— Your task —
Please pull out every line that includes the string "update".

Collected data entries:

________________

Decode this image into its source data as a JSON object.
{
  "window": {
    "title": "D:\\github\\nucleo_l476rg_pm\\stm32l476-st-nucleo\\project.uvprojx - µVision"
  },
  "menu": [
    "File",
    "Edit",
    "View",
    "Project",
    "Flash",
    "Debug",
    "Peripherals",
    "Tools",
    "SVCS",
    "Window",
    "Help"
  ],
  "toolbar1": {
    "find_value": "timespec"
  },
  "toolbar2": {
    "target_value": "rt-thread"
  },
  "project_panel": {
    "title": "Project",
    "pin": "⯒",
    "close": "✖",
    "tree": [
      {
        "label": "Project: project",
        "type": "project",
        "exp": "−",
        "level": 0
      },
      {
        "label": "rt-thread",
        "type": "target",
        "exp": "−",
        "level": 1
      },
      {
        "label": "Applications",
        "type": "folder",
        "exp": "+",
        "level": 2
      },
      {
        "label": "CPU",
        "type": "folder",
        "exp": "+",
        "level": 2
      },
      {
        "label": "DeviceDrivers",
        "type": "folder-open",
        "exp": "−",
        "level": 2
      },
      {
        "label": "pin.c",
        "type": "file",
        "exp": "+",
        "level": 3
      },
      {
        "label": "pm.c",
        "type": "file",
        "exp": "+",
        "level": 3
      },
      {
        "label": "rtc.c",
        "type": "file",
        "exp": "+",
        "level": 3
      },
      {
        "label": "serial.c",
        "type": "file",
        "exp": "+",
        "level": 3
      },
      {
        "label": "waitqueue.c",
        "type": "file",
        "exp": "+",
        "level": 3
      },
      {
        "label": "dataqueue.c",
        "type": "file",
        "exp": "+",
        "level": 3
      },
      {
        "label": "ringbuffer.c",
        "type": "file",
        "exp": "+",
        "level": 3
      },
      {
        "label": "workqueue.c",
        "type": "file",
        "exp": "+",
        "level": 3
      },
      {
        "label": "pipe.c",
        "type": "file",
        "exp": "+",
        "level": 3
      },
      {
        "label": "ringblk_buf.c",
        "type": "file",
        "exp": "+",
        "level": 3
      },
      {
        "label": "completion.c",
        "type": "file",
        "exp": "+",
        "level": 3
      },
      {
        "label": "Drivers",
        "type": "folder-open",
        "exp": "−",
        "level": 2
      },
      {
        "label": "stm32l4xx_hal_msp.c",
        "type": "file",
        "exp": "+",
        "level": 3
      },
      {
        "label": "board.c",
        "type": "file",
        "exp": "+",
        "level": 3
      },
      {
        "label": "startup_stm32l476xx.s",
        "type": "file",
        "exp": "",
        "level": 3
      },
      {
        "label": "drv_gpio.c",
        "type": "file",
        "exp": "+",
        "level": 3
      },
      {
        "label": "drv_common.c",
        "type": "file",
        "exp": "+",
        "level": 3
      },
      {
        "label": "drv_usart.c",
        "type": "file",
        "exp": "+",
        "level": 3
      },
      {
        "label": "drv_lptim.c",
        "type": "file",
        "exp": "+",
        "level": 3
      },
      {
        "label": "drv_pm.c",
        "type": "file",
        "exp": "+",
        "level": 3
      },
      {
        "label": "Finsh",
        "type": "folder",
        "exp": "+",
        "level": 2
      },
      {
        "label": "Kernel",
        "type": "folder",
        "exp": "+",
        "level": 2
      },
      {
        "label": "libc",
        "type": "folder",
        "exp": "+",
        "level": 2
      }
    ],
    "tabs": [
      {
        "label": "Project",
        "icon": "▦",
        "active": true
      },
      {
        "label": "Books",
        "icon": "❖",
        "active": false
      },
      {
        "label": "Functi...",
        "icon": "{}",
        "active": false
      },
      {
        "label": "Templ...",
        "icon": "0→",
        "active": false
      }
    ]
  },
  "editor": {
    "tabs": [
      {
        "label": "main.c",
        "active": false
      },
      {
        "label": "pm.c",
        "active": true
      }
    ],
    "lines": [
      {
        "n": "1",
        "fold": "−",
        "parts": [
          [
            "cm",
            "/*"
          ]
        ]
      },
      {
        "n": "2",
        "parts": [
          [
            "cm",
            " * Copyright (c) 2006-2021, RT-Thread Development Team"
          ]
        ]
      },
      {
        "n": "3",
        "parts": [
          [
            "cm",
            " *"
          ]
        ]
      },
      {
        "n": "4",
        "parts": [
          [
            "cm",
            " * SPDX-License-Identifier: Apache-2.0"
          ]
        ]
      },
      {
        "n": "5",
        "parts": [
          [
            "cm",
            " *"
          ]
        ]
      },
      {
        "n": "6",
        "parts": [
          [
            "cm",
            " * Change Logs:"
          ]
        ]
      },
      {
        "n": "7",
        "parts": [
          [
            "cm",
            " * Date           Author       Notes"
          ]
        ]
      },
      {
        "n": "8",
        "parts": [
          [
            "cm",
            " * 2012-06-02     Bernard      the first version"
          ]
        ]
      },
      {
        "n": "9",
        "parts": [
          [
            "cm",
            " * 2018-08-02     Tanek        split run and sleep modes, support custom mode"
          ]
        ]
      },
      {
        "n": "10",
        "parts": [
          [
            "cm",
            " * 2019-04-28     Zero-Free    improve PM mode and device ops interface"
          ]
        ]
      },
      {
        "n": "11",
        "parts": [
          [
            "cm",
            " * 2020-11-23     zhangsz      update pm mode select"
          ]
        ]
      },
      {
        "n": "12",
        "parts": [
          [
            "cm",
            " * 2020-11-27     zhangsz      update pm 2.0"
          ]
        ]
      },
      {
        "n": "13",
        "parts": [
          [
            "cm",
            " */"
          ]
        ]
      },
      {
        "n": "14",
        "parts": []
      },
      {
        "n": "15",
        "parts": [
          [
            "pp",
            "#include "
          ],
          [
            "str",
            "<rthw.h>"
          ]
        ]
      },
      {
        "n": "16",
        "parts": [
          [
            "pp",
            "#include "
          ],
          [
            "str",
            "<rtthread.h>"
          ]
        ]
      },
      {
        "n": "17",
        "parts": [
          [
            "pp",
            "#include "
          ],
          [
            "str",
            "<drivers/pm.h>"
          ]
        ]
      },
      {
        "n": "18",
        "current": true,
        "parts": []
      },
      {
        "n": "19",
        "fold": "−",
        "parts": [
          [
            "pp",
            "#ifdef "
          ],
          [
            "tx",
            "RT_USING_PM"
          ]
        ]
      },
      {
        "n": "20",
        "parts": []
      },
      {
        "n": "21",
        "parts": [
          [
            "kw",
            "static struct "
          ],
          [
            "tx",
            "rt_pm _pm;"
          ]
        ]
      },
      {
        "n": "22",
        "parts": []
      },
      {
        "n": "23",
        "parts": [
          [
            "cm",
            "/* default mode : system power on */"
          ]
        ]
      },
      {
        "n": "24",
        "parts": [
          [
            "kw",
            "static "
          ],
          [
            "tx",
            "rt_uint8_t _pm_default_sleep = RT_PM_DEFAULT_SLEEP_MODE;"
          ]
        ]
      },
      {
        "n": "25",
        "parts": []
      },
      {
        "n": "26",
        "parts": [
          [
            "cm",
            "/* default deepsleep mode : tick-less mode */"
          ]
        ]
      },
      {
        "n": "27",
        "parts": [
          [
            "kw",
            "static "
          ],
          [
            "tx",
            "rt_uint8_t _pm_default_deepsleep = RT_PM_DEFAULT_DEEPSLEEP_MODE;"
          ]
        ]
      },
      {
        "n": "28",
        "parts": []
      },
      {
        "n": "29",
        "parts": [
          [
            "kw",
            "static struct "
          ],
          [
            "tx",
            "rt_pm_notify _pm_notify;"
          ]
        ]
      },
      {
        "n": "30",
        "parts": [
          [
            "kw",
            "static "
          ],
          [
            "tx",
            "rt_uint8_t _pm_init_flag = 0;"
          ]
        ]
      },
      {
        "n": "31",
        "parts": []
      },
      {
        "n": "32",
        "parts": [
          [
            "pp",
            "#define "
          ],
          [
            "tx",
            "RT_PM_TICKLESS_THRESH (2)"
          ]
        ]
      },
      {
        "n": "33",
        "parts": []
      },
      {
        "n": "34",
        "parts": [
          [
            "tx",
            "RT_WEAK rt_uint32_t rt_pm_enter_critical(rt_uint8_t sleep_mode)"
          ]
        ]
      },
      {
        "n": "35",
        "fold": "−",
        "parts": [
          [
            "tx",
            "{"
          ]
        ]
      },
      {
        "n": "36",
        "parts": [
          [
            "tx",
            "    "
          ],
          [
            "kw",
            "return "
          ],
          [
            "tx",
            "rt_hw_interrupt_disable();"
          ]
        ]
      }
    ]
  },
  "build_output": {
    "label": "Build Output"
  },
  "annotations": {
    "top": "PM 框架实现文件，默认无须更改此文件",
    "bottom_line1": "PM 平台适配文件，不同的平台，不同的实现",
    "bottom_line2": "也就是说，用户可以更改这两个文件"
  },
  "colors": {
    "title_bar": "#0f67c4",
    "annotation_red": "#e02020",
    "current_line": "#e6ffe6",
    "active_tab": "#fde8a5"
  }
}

________________

— The output —
            " * 2020-11-23     zhangsz      update pm mode select"
            " * 2020-11-27     zhangsz      update pm 2.0"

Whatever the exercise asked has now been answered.